** start **
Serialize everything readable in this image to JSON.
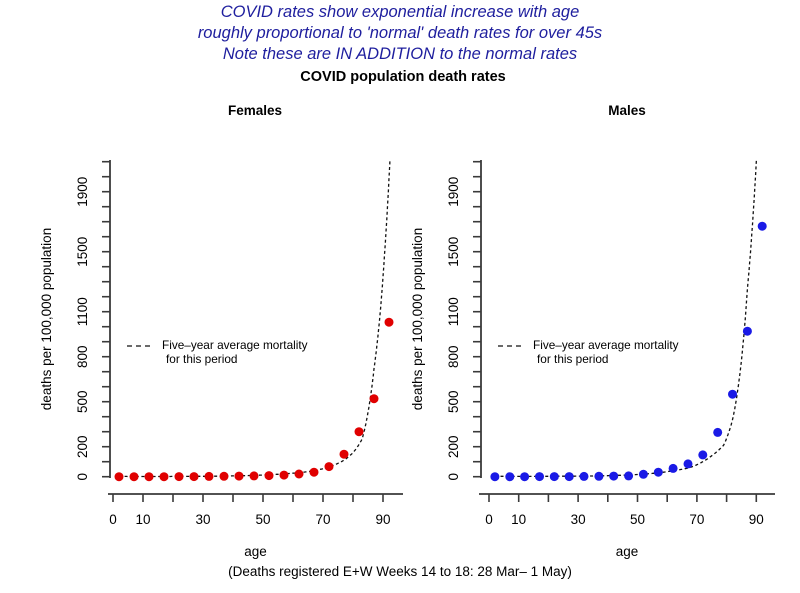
{
  "header": {
    "lines": [
      "COVID rates show exponential increase with age",
      "roughly proportional to 'normal' death rates for over 45s",
      "Note these are IN ADDITION to the normal rates"
    ],
    "color": "#1e1e9e"
  },
  "main_title": "COVID population death rates",
  "caption": "(Deaths registered E+W Weeks 14 to 18: 28 Mar– 1 May)",
  "chart_data": [
    {
      "type": "scatter",
      "title": "Females",
      "xlabel": "age",
      "ylabel": "deaths per 100,000 population",
      "point_color": "#e00000",
      "xlim": [
        0,
        95
      ],
      "ylim": [
        0,
        2100
      ],
      "x_ticks_every": 10,
      "x_labeled_ticks": [
        0,
        10,
        30,
        50,
        70,
        90
      ],
      "y_ticks_every": 100,
      "y_labeled_ticks": [
        0,
        200,
        500,
        800,
        1100,
        1500,
        1900
      ],
      "age_band_midpoints": [
        2,
        7,
        12,
        17,
        22,
        27,
        32,
        37,
        42,
        47,
        52,
        57,
        62,
        67,
        72,
        77,
        82,
        87,
        92
      ],
      "covid_death_rate_per_100k": [
        0,
        0,
        0,
        0,
        1,
        1,
        2,
        3,
        4,
        5,
        7,
        11,
        18,
        30,
        67,
        150,
        300,
        520,
        1030
      ],
      "baseline_five_year_avg": [
        [
          2,
          2
        ],
        [
          12,
          1
        ],
        [
          22,
          2
        ],
        [
          32,
          3
        ],
        [
          42,
          6
        ],
        [
          47,
          9
        ],
        [
          52,
          13
        ],
        [
          57,
          19
        ],
        [
          62,
          27
        ],
        [
          67,
          40
        ],
        [
          72,
          65
        ],
        [
          77,
          110
        ],
        [
          80,
          160
        ],
        [
          83,
          250
        ],
        [
          85,
          430
        ],
        [
          87,
          720
        ],
        [
          89,
          1080
        ],
        [
          90.5,
          1480
        ],
        [
          92,
          1990
        ],
        [
          93,
          2400
        ]
      ],
      "legend": {
        "line1": "Five–year average mortality",
        "line2": "for this period"
      }
    },
    {
      "type": "scatter",
      "title": "Males",
      "xlabel": "age",
      "ylabel": "deaths per 100,000 population",
      "point_color": "#1a1ae6",
      "xlim": [
        0,
        95
      ],
      "ylim": [
        0,
        2100
      ],
      "x_ticks_every": 10,
      "x_labeled_ticks": [
        0,
        10,
        30,
        50,
        70,
        90
      ],
      "y_ticks_every": 100,
      "y_labeled_ticks": [
        0,
        200,
        500,
        800,
        1100,
        1500,
        1900
      ],
      "age_band_midpoints": [
        2,
        7,
        12,
        17,
        22,
        27,
        32,
        37,
        42,
        47,
        52,
        57,
        62,
        67,
        72,
        77,
        82,
        87,
        92
      ],
      "covid_death_rate_per_100k": [
        0,
        0,
        0,
        1,
        1,
        1,
        2,
        3,
        4,
        5,
        16,
        30,
        55,
        85,
        145,
        295,
        550,
        970,
        1670
      ],
      "baseline_five_year_avg": [
        [
          2,
          3
        ],
        [
          12,
          1.5
        ],
        [
          22,
          3
        ],
        [
          32,
          4
        ],
        [
          42,
          8
        ],
        [
          47,
          12
        ],
        [
          52,
          17
        ],
        [
          57,
          26
        ],
        [
          62,
          40
        ],
        [
          67,
          57
        ],
        [
          72,
          100
        ],
        [
          75,
          140
        ],
        [
          79,
          210
        ],
        [
          82,
          380
        ],
        [
          84.5,
          690
        ],
        [
          87,
          1250
        ],
        [
          88.5,
          1620
        ],
        [
          90,
          2100
        ],
        [
          91,
          2700
        ]
      ],
      "legend": {
        "line1": "Five–year average mortality",
        "line2": "for this period"
      }
    }
  ]
}
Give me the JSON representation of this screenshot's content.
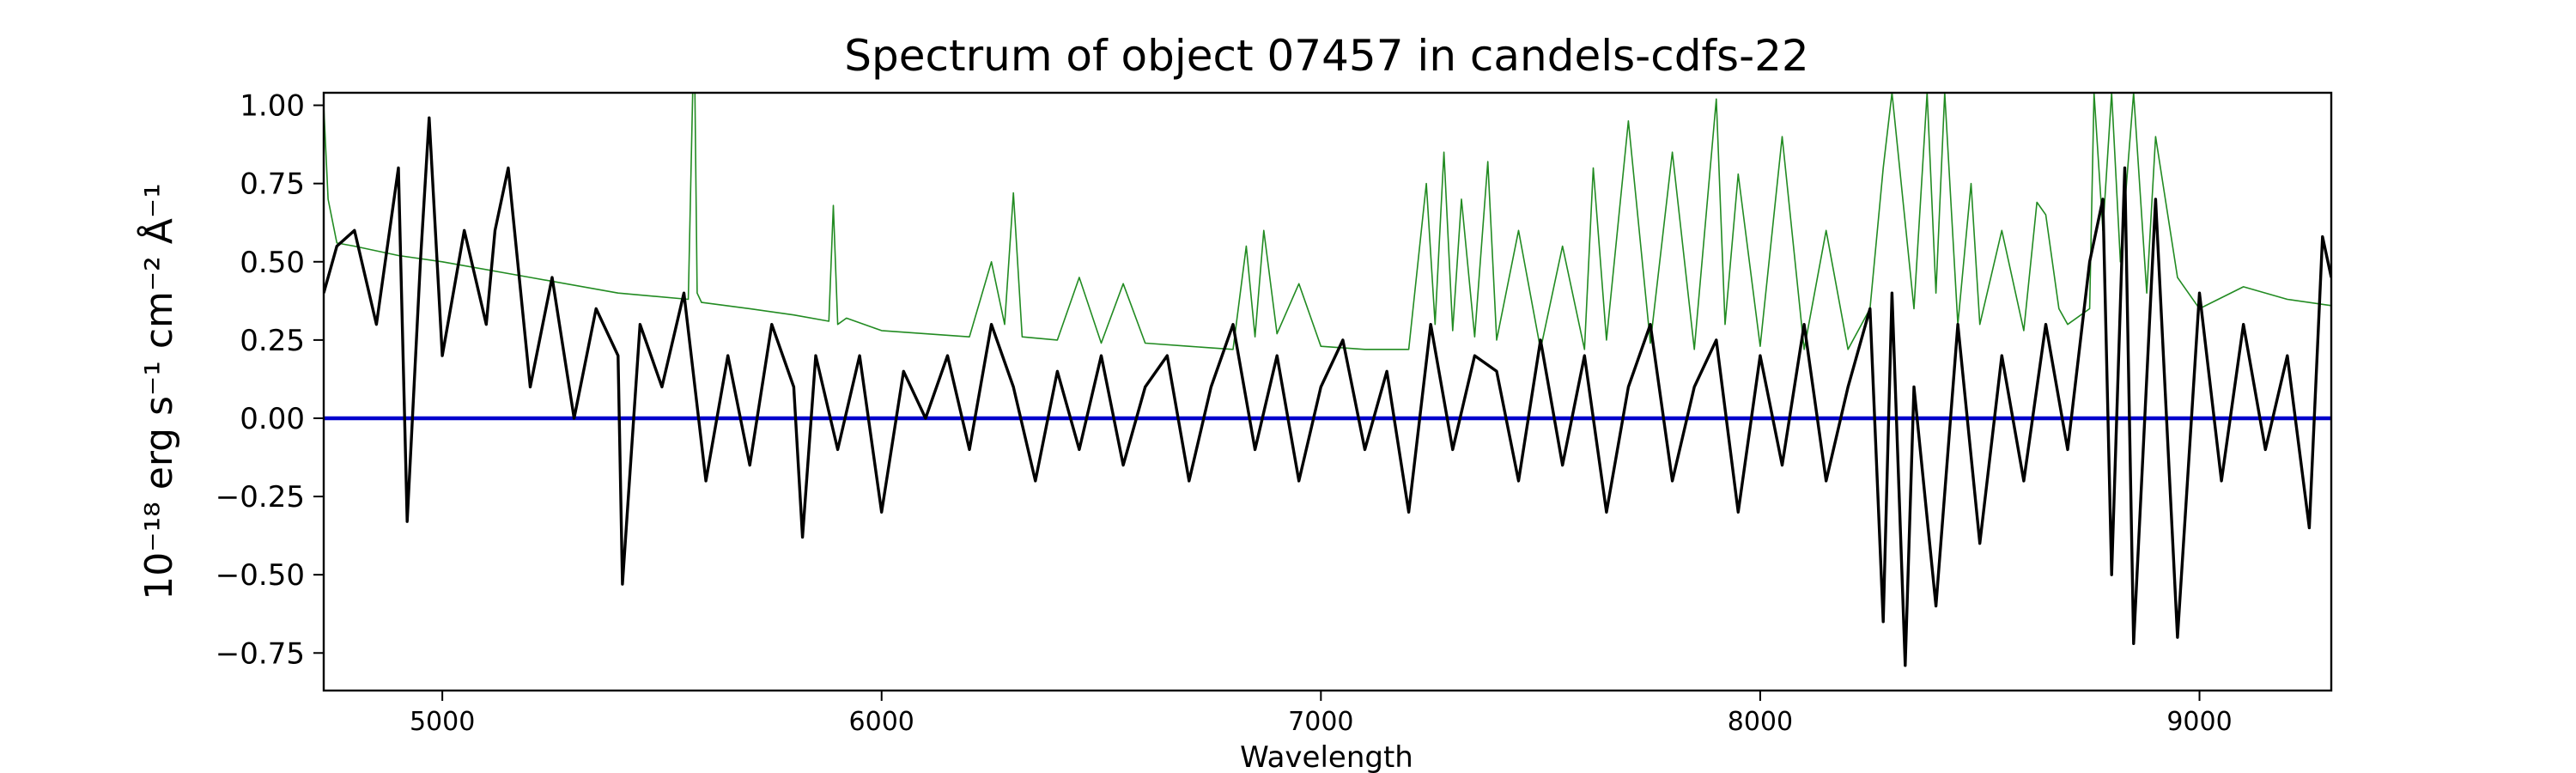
** end **
# What is asked
Without the pictures, repeat all the records word for word.

# Problem solution
Serialize everything readable in this image to JSON.
{
  "header": {
    "lines": [
      "COVID rates show exponential increase with age",
      "roughly proportional to 'normal' death rates for over 45s",
      "Note these are IN ADDITION to the normal rates"
    ],
    "color": "#1e1e9e"
  },
  "main_title": "COVID population death rates",
  "caption": "(Deaths registered E+W Weeks 14 to 18: 28 Mar– 1 May)",
  "chart_data": [
    {
      "type": "scatter",
      "title": "Females",
      "xlabel": "age",
      "ylabel": "deaths per 100,000 population",
      "point_color": "#e00000",
      "xlim": [
        0,
        95
      ],
      "ylim": [
        0,
        2100
      ],
      "x_ticks_every": 10,
      "x_labeled_ticks": [
        0,
        10,
        30,
        50,
        70,
        90
      ],
      "y_ticks_every": 100,
      "y_labeled_ticks": [
        0,
        200,
        500,
        800,
        1100,
        1500,
        1900
      ],
      "age_band_midpoints": [
        2,
        7,
        12,
        17,
        22,
        27,
        32,
        37,
        42,
        47,
        52,
        57,
        62,
        67,
        72,
        77,
        82,
        87,
        92
      ],
      "covid_death_rate_per_100k": [
        0,
        0,
        0,
        0,
        1,
        1,
        2,
        3,
        4,
        5,
        7,
        11,
        18,
        30,
        67,
        150,
        300,
        520,
        1030
      ],
      "baseline_five_year_avg": [
        [
          2,
          2
        ],
        [
          12,
          1
        ],
        [
          22,
          2
        ],
        [
          32,
          3
        ],
        [
          42,
          6
        ],
        [
          47,
          9
        ],
        [
          52,
          13
        ],
        [
          57,
          19
        ],
        [
          62,
          27
        ],
        [
          67,
          40
        ],
        [
          72,
          65
        ],
        [
          77,
          110
        ],
        [
          80,
          160
        ],
        [
          83,
          250
        ],
        [
          85,
          430
        ],
        [
          87,
          720
        ],
        [
          89,
          1080
        ],
        [
          90.5,
          1480
        ],
        [
          92,
          1990
        ],
        [
          93,
          2400
        ]
      ],
      "legend": {
        "line1": "Five–year average mortality",
        "line2": "for this period"
      }
    },
    {
      "type": "scatter",
      "title": "Males",
      "xlabel": "age",
      "ylabel": "deaths per 100,000 population",
      "point_color": "#1a1ae6",
      "xlim": [
        0,
        95
      ],
      "ylim": [
        0,
        2100
      ],
      "x_ticks_every": 10,
      "x_labeled_ticks": [
        0,
        10,
        30,
        50,
        70,
        90
      ],
      "y_ticks_every": 100,
      "y_labeled_ticks": [
        0,
        200,
        500,
        800,
        1100,
        1500,
        1900
      ],
      "age_band_midpoints": [
        2,
        7,
        12,
        17,
        22,
        27,
        32,
        37,
        42,
        47,
        52,
        57,
        62,
        67,
        72,
        77,
        82,
        87,
        92
      ],
      "covid_death_rate_per_100k": [
        0,
        0,
        0,
        1,
        1,
        1,
        2,
        3,
        4,
        5,
        16,
        30,
        55,
        85,
        145,
        295,
        550,
        970,
        1670
      ],
      "baseline_five_year_avg": [
        [
          2,
          3
        ],
        [
          12,
          1.5
        ],
        [
          22,
          3
        ],
        [
          32,
          4
        ],
        [
          42,
          8
        ],
        [
          47,
          12
        ],
        [
          52,
          17
        ],
        [
          57,
          26
        ],
        [
          62,
          40
        ],
        [
          67,
          57
        ],
        [
          72,
          100
        ],
        [
          75,
          140
        ],
        [
          79,
          210
        ],
        [
          82,
          380
        ],
        [
          84.5,
          690
        ],
        [
          87,
          1250
        ],
        [
          88.5,
          1620
        ],
        [
          90,
          2100
        ],
        [
          91,
          2700
        ]
      ],
      "legend": {
        "line1": "Five–year average mortality",
        "line2": "for this period"
      }
    }
  ]
}
Give me the JSON representation of this screenshot's content.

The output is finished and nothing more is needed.